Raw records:

----------------------------------------

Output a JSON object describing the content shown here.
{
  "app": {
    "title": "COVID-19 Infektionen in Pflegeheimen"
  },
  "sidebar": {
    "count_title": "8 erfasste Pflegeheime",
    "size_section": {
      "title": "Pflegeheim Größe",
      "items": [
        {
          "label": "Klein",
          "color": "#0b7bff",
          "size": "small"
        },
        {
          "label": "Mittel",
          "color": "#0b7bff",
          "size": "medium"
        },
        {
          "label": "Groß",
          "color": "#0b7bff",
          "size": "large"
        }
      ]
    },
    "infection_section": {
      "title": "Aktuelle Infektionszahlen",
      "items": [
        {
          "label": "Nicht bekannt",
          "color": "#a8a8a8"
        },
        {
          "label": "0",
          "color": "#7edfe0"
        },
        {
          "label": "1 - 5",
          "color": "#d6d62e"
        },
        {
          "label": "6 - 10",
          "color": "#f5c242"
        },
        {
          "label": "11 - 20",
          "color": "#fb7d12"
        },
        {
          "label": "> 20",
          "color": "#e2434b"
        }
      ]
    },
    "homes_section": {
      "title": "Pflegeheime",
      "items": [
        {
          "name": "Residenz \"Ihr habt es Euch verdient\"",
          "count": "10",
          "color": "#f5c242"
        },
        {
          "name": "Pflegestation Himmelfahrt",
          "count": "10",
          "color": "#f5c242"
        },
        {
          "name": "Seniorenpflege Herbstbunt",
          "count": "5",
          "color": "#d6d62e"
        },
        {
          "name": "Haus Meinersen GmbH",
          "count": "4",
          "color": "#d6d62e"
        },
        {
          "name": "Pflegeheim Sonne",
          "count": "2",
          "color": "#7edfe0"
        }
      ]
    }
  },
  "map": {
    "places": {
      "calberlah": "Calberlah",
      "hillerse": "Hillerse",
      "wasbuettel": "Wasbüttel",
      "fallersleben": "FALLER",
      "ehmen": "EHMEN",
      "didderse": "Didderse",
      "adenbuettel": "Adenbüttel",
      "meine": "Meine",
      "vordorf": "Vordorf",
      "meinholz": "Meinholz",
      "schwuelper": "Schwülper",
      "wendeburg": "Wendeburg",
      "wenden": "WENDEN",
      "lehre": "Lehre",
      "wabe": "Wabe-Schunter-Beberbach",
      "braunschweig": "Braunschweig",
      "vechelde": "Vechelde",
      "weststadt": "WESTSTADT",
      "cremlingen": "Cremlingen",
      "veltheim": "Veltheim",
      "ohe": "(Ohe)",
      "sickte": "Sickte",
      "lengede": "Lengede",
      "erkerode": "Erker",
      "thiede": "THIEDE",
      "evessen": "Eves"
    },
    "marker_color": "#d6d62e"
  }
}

----------------------------------------

Using the records above, list each line that includes "name".

◆ Task output:
          "name": "Residenz \"Ihr habt es Euch verdient\"",
          "name": "Pflegestation Himmelfahrt",
          "name": "Seniorenpflege Herbstbunt",
          "name": "Haus Meinersen GmbH",
          "name": "Pflegeheim Sonne",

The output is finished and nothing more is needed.